(Saved entries)

....

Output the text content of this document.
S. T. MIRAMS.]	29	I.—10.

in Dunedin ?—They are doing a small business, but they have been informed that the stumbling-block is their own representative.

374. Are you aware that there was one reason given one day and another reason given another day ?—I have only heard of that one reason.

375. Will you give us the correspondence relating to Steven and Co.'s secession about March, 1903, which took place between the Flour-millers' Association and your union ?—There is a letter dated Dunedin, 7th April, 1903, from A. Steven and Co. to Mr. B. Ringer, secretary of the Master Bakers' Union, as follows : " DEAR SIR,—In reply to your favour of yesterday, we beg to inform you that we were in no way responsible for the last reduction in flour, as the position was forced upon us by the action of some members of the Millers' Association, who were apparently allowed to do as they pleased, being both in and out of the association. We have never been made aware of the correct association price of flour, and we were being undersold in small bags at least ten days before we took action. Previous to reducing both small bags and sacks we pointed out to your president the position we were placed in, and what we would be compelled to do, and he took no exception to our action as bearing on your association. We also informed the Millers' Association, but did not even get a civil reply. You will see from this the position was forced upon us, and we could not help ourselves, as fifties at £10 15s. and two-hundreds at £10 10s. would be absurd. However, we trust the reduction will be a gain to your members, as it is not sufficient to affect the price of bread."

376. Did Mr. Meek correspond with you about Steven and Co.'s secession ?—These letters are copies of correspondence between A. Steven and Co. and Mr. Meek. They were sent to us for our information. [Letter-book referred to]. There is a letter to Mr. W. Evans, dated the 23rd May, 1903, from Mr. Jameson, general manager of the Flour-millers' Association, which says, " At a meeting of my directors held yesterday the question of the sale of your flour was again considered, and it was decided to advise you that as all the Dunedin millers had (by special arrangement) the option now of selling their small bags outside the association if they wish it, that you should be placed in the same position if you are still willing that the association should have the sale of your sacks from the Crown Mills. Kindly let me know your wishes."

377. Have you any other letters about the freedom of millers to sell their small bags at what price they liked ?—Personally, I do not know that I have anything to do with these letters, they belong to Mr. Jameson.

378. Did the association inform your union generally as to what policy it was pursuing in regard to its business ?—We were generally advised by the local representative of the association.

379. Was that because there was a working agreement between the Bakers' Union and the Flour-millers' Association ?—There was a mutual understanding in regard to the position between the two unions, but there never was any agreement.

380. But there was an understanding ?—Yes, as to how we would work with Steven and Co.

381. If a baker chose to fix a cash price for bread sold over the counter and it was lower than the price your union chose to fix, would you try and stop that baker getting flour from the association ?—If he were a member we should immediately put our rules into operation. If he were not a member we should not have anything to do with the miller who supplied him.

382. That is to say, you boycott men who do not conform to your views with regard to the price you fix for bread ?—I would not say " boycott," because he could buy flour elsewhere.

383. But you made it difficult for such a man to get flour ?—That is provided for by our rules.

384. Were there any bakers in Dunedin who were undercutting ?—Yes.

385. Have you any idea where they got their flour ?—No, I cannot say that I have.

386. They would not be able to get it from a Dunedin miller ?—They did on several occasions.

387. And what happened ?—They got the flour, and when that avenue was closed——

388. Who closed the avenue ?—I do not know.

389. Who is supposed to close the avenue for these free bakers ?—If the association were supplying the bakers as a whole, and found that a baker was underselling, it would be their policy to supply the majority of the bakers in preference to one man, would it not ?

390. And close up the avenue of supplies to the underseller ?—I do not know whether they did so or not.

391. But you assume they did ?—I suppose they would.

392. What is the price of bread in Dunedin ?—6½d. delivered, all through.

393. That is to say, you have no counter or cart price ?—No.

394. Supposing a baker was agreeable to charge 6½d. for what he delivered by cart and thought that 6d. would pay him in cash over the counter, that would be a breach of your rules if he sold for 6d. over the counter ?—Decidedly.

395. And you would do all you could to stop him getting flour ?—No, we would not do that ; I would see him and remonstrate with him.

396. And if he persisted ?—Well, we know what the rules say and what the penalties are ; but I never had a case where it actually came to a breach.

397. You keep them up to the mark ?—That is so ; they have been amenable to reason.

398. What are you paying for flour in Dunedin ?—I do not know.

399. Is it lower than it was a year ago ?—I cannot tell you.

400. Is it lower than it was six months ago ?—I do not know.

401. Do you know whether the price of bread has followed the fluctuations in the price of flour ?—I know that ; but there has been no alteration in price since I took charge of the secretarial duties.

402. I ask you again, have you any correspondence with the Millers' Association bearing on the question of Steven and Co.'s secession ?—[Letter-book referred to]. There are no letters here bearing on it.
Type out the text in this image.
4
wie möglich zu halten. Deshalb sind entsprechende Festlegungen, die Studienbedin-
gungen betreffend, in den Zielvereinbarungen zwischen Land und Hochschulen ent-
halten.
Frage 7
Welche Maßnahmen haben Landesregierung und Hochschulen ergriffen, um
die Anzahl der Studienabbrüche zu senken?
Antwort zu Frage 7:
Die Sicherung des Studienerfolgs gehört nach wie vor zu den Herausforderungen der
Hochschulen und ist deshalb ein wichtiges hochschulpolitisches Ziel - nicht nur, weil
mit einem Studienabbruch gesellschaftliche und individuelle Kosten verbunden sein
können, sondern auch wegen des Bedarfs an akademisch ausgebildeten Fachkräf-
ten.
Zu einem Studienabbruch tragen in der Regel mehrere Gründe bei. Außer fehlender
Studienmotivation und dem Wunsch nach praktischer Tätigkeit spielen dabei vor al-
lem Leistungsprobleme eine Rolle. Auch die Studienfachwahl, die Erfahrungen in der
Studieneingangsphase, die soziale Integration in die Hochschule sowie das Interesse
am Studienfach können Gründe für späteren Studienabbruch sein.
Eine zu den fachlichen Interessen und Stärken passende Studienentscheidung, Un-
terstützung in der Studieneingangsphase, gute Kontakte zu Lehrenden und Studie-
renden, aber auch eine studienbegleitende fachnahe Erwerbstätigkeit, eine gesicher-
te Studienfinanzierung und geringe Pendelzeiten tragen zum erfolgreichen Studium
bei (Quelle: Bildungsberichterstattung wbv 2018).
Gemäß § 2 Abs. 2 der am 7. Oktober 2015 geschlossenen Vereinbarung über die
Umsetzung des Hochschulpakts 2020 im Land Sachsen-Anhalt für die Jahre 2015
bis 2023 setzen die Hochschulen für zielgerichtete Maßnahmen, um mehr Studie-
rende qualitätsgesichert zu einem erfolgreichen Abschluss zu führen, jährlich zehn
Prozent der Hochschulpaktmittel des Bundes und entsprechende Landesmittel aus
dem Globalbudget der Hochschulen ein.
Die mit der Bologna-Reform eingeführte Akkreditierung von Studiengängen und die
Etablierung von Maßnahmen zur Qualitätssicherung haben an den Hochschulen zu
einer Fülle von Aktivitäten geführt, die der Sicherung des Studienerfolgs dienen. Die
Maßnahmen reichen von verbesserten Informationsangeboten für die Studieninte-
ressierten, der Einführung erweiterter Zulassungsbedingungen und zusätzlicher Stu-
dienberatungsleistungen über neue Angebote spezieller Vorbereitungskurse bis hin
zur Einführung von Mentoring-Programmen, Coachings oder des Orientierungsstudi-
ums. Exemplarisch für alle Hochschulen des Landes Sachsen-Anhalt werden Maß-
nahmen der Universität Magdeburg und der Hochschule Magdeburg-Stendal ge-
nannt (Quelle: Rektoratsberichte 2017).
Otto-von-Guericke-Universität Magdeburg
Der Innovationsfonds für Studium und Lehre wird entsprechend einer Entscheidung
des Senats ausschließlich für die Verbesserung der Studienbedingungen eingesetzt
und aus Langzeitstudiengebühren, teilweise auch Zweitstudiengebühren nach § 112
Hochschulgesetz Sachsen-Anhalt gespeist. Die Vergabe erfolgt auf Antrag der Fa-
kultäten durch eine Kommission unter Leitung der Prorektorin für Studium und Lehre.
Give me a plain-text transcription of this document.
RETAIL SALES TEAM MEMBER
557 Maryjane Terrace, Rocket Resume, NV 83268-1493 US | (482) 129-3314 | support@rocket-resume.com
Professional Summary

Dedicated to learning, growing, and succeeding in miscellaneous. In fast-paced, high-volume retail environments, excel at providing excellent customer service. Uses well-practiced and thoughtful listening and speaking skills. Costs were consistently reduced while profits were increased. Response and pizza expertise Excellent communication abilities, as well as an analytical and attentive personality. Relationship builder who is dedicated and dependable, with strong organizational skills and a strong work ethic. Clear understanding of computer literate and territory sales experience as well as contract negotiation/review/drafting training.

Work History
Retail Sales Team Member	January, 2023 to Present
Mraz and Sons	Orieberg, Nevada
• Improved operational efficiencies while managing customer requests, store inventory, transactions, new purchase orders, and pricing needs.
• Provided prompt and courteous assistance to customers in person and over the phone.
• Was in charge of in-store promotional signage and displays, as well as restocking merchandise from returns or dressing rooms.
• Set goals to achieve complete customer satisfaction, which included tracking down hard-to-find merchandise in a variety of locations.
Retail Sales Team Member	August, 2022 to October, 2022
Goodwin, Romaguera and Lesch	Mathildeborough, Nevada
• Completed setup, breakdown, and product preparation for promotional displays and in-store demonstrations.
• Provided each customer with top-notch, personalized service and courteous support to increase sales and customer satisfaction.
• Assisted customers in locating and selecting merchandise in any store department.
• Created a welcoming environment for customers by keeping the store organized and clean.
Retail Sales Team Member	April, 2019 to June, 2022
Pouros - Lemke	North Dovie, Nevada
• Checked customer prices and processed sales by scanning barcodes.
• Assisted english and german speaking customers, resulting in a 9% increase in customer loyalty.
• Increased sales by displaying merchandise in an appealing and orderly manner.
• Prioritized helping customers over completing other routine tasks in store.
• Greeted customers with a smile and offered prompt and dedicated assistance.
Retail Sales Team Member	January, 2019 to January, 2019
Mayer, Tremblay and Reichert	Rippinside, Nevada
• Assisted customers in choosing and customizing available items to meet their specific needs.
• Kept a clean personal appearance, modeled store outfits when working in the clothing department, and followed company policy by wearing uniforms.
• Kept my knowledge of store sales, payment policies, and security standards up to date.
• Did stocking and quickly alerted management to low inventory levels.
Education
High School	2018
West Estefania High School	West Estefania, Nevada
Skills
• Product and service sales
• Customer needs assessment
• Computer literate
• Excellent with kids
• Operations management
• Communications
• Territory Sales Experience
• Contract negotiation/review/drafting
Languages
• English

....

## [Task to complete]
Write out each line of the data that holds the string "customers".

## [Answer to this problem]
• Provided prompt and courteous assistance to customers in person and over the phone.
• Assisted customers in locating and selecting merchandise in any store department.
• Created a welcoming environment for customers by keeping the store organized and clean.
• Assisted english and german speaking customers, resulting in a 9% increase in customer loyalty.
• Prioritized helping customers over completing other routine tasks in store.
• Greeted customers with a smile and offered prompt and dedicated assistance.
• Assisted customers in choosing and customizing available items to meet their specific needs.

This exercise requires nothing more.